** Start of Extracted data **
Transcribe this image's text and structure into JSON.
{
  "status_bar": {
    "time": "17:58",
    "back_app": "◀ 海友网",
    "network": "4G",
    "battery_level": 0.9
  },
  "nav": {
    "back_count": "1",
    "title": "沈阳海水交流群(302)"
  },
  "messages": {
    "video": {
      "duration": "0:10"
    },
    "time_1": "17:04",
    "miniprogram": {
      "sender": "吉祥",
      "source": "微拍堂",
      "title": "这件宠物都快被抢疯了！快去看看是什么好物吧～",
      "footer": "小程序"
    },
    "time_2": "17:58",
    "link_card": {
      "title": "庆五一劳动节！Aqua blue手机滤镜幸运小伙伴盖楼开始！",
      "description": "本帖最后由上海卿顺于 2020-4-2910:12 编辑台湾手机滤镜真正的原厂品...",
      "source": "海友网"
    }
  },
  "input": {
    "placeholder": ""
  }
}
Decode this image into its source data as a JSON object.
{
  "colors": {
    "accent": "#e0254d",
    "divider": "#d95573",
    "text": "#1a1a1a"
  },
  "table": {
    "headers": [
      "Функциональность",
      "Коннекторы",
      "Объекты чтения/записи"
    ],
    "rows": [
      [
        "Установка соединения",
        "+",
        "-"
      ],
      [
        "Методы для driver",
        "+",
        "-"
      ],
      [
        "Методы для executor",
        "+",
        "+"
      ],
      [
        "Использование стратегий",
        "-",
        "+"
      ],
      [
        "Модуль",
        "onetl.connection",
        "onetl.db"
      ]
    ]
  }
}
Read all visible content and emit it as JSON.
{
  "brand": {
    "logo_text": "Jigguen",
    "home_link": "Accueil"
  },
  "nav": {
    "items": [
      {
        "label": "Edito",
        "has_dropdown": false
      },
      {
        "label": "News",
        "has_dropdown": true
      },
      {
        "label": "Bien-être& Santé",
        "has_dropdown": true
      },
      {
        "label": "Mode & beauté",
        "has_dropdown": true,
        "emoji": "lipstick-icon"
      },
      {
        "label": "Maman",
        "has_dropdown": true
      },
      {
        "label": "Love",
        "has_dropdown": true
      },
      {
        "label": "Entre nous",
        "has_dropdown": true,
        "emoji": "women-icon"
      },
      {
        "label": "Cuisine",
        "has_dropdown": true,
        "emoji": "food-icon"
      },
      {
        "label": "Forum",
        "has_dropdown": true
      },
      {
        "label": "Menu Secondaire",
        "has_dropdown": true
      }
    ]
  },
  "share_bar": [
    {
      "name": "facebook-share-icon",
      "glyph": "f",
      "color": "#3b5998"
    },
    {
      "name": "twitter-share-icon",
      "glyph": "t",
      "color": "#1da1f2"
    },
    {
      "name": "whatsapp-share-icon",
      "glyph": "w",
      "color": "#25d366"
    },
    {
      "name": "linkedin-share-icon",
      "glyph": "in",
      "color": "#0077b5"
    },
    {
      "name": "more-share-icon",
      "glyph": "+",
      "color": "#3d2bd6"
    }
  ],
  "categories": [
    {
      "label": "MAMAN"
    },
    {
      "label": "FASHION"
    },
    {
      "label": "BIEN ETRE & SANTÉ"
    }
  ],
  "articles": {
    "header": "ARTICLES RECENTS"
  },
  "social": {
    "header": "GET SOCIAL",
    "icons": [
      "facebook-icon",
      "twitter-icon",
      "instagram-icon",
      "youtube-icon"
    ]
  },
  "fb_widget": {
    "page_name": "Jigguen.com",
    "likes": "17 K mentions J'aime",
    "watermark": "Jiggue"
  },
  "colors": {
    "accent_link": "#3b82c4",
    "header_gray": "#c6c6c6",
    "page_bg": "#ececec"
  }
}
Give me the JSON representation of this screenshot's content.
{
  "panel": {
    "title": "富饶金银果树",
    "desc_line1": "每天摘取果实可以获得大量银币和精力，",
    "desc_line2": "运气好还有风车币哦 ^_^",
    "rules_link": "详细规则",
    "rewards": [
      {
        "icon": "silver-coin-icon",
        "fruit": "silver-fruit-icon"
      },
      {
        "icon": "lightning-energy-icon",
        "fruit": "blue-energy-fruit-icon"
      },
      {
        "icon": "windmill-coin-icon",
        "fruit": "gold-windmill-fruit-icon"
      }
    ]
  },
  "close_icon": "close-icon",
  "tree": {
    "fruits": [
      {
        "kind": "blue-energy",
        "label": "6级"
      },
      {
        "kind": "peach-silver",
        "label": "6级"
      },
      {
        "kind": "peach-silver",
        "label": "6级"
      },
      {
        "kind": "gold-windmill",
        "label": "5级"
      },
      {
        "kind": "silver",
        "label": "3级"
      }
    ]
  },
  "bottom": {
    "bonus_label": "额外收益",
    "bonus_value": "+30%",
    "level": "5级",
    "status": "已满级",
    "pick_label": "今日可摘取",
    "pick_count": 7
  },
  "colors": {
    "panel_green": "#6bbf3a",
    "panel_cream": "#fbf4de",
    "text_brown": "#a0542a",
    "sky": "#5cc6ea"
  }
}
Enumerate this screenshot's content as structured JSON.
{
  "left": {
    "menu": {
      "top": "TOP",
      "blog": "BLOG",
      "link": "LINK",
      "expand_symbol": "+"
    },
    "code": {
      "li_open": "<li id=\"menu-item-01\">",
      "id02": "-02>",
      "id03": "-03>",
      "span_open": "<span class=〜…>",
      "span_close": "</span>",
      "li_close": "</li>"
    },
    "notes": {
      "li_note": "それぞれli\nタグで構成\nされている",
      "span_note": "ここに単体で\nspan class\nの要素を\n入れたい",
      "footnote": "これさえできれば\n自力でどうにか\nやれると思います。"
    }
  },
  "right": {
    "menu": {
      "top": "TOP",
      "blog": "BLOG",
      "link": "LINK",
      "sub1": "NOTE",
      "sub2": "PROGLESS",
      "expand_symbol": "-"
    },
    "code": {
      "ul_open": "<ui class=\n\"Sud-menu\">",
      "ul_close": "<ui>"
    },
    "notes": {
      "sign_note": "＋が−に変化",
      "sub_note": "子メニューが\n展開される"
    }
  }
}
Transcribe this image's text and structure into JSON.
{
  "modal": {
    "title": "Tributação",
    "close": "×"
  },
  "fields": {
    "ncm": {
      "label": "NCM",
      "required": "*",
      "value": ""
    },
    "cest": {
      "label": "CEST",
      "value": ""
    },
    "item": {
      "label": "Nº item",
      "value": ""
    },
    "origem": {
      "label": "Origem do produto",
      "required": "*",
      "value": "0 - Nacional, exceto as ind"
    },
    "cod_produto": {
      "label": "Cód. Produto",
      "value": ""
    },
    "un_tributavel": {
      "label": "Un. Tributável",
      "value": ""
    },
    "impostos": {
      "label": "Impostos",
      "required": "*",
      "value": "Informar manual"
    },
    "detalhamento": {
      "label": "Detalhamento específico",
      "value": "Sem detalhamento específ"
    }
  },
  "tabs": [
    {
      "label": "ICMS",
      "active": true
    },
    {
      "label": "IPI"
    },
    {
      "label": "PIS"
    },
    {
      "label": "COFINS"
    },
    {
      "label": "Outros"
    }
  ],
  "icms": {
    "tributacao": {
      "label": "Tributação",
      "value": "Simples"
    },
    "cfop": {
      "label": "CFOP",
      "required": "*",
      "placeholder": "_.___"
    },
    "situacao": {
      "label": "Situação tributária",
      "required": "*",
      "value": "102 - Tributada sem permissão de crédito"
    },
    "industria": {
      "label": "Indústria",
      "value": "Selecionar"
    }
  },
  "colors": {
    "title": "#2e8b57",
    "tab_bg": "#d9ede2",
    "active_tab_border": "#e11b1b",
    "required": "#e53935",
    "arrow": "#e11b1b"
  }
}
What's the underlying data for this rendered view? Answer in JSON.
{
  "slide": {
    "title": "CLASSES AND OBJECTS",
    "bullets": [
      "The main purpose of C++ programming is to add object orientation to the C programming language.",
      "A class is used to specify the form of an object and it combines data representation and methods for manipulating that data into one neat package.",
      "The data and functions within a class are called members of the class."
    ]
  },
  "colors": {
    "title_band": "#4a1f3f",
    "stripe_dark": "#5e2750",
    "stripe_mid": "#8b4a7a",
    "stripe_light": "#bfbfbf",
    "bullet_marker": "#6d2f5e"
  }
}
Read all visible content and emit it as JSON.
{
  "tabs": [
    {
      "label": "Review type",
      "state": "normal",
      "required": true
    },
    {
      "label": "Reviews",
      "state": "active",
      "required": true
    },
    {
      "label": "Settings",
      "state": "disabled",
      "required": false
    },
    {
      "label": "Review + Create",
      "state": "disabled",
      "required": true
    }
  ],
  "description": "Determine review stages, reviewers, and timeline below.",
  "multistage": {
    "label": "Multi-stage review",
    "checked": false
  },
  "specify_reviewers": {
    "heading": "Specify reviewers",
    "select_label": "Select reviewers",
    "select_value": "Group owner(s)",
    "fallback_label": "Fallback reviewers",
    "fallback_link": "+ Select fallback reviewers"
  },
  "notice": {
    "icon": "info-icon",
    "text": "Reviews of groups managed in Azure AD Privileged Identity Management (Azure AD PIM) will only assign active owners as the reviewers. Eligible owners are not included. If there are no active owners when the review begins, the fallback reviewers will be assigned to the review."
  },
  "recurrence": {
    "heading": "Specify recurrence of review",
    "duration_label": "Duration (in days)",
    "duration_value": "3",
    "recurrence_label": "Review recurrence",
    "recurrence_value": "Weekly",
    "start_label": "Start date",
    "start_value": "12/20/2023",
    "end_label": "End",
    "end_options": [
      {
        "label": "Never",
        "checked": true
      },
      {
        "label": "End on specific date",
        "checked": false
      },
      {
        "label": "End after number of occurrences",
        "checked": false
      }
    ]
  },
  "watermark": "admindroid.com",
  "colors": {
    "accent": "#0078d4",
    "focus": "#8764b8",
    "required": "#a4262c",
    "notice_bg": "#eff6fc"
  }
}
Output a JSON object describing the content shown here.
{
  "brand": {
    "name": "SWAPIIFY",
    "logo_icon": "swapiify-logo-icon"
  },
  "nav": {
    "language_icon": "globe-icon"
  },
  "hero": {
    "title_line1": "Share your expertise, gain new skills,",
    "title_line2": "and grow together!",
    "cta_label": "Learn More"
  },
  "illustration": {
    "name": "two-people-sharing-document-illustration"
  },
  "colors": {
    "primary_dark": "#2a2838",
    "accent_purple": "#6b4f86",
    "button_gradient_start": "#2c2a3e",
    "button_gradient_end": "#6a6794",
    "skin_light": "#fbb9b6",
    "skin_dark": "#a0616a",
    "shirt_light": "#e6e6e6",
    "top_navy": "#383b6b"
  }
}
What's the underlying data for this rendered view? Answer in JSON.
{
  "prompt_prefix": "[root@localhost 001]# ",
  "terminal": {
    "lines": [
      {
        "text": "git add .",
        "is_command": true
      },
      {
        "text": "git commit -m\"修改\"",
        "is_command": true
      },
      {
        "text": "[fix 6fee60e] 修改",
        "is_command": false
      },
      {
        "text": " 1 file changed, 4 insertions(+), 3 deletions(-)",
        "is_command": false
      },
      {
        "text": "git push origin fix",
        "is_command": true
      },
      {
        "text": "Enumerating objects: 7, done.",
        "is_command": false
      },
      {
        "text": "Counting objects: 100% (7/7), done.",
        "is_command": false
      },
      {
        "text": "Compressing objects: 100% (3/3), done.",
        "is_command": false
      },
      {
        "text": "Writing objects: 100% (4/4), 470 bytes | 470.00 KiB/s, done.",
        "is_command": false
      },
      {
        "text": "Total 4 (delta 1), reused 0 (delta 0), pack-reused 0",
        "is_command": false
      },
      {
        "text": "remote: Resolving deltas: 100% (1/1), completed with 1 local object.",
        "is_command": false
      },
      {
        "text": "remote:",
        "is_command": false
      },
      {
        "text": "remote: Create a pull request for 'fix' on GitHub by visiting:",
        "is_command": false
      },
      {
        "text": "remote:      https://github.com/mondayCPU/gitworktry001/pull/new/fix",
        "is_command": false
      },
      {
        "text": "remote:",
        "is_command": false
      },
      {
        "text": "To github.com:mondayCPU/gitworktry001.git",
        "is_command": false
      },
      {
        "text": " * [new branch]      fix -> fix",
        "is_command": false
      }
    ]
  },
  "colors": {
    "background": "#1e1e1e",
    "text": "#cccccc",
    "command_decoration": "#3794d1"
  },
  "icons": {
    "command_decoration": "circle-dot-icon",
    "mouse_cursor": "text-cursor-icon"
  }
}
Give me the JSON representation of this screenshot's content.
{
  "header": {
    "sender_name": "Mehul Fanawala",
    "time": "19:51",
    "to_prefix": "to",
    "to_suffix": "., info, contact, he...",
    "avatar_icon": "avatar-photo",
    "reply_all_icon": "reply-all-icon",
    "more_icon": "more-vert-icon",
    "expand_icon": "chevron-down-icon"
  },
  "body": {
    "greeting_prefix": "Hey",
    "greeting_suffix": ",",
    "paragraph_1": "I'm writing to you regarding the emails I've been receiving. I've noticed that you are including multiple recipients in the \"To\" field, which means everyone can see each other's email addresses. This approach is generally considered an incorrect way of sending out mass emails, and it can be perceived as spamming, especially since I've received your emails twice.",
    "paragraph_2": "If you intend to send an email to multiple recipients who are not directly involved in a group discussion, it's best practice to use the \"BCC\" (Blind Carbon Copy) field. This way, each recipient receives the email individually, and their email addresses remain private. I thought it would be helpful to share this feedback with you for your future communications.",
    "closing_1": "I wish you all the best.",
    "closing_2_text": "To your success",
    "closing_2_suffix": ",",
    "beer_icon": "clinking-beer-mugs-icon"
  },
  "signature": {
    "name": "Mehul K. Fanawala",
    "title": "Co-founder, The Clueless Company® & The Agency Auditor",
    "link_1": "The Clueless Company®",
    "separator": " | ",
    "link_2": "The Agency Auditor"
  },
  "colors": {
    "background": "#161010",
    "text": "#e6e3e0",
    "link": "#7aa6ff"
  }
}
** End of Extracted data **
**Problem description**
Reproduce each line from the records that contains the word "illustration".

**Solution to this task**
  "illustration": {
    "name": "two-people-sharing-document-illustration"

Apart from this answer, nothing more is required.